> [SET TASK]: Your task is to copy the listing exactly, with the pictures left out.

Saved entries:
↓↓↓

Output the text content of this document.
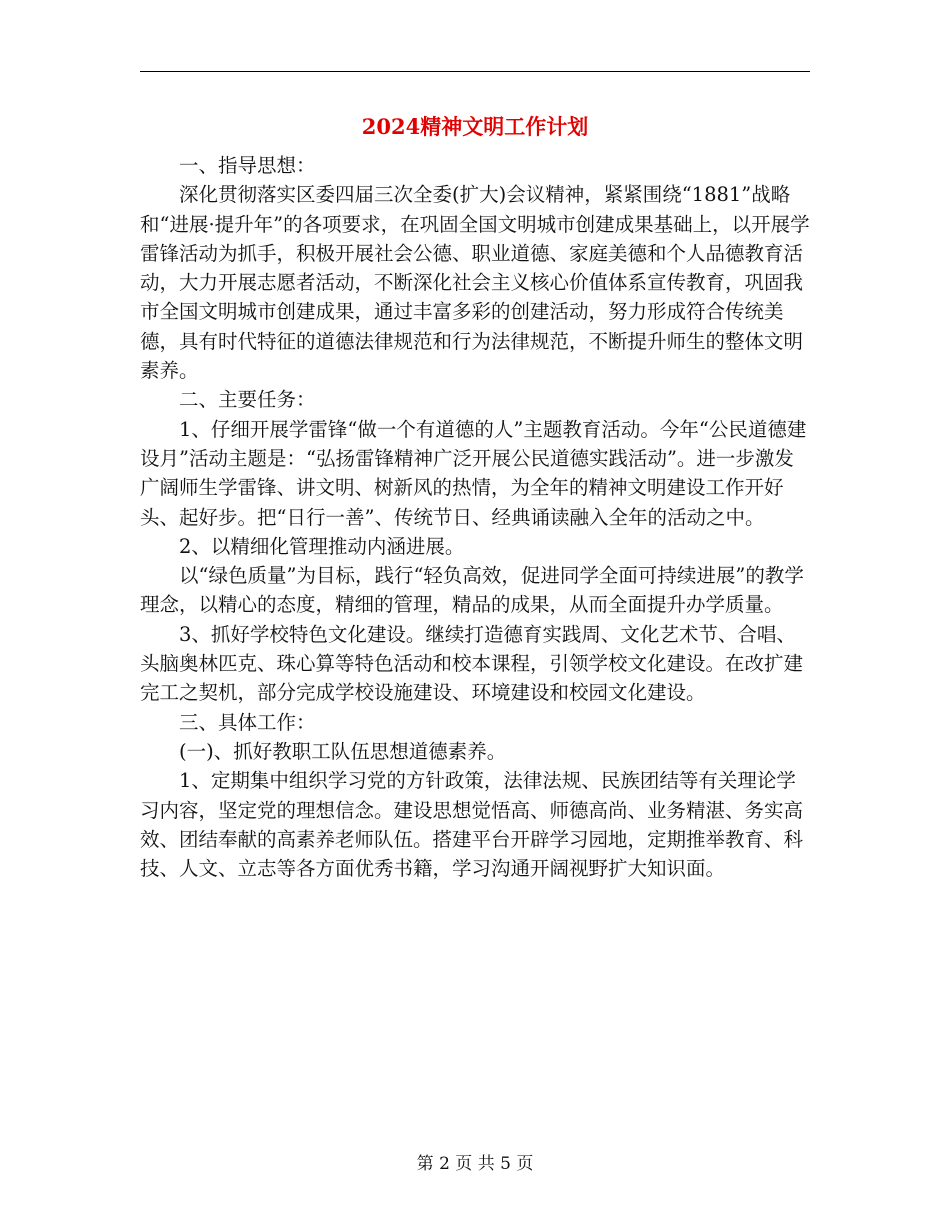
2024精神文明工作计划

一、指导思想：

深化贯彻落实区委四届三次全委(扩大)会议精神，紧紧围绕“1881”战略和“进展·提升年”的各项要求，在巩固全国文明城市创建成果基础上，以开展学雷锋活动为抓手，积极开展社会公德、职业道德、家庭美德和个人品德教育活动，大力开展志愿者活动，不断深化社会主义核心价值体系宣传教育，巩固我市全国文明城市创建成果，通过丰富多彩的创建活动，努力形成符合传统美德，具有时代特征的道德法律规范和行为法律规范，不断提升师生的整体文明素养。

二、主要任务：

1、仔细开展学雷锋“做一个有道德的人”主题教育活动。今年“公民道德建设月”活动主题是：“弘扬雷锋精神广泛开展公民道德实践活动”。进一步激发广阔师生学雷锋、讲文明、树新风的热情，为全年的精神文明建设工作开好头、起好步。把“日行一善”、传统节日、经典诵读融入全年的活动之中。

2、以精细化管理推动内涵进展。

以“绿色质量”为目标，践行“轻负高效，促进同学全面可持续进展”的教学理念，以精心的态度，精细的管理，精品的成果，从而全面提升办学质量。

3、抓好学校特色文化建设。继续打造德育实践周、文化艺术节、合唱、头脑奥林匹克、珠心算等特色活动和校本课程，引领学校文化建设。在改扩建完工之契机，部分完成学校设施建设、环境建设和校园文化建设。

三、具体工作：

(一)、抓好教职工队伍思想道德素养。

1、定期集中组织学习党的方针政策，法律法规、民族团结等有关理论学习内容，坚定党的理想信念。建设思想觉悟高、师德高尚、业务精湛、务实高效、团结奉献的高素养老师队伍。搭建平台开辟学习园地，定期推举教育、科技、人文、立志等各方面优秀书籍，学习沟通开阔视野扩大知识面。

第 2 页 共 5 页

↑↑↑

> [RESULT FOR THIS EXERCISE]:
Output the text content of this document.
2024精神文明工作计划

一、指导思想：

深化贯彻落实区委四届三次全委(扩大)会议精神，紧紧围绕“1881”战略和“进展·提升年”的各项要求，在巩固全国文明城市创建成果基础上，以开展学雷锋活动为抓手，积极开展社会公德、职业道德、家庭美德和个人品德教育活动，大力开展志愿者活动，不断深化社会主义核心价值体系宣传教育，巩固我市全国文明城市创建成果，通过丰富多彩的创建活动，努力形成符合传统美德，具有时代特征的道德法律规范和行为法律规范，不断提升师生的整体文明素养。

二、主要任务：

1、仔细开展学雷锋“做一个有道德的人”主题教育活动。今年“公民道德建设月”活动主题是：“弘扬雷锋精神广泛开展公民道德实践活动”。进一步激发广阔师生学雷锋、讲文明、树新风的热情，为全年的精神文明建设工作开好头、起好步。把“日行一善”、传统节日、经典诵读融入全年的活动之中。

2、以精细化管理推动内涵进展。

以“绿色质量”为目标，践行“轻负高效，促进同学全面可持续进展”的教学理念，以精心的态度，精细的管理，精品的成果，从而全面提升办学质量。

3、抓好学校特色文化建设。继续打造德育实践周、文化艺术节、合唱、头脑奥林匹克、珠心算等特色活动和校本课程，引领学校文化建设。在改扩建完工之契机，部分完成学校设施建设、环境建设和校园文化建设。

三、具体工作：

(一)、抓好教职工队伍思想道德素养。

1、定期集中组织学习党的方针政策，法律法规、民族团结等有关理论学习内容，坚定党的理想信念。建设思想觉悟高、师德高尚、业务精湛、务实高效、团结奉献的高素养老师队伍。搭建平台开辟学习园地，定期推举教育、科技、人文、立志等各方面优秀书籍，学习沟通开阔视野扩大知识面。

第 2 页 共 5 页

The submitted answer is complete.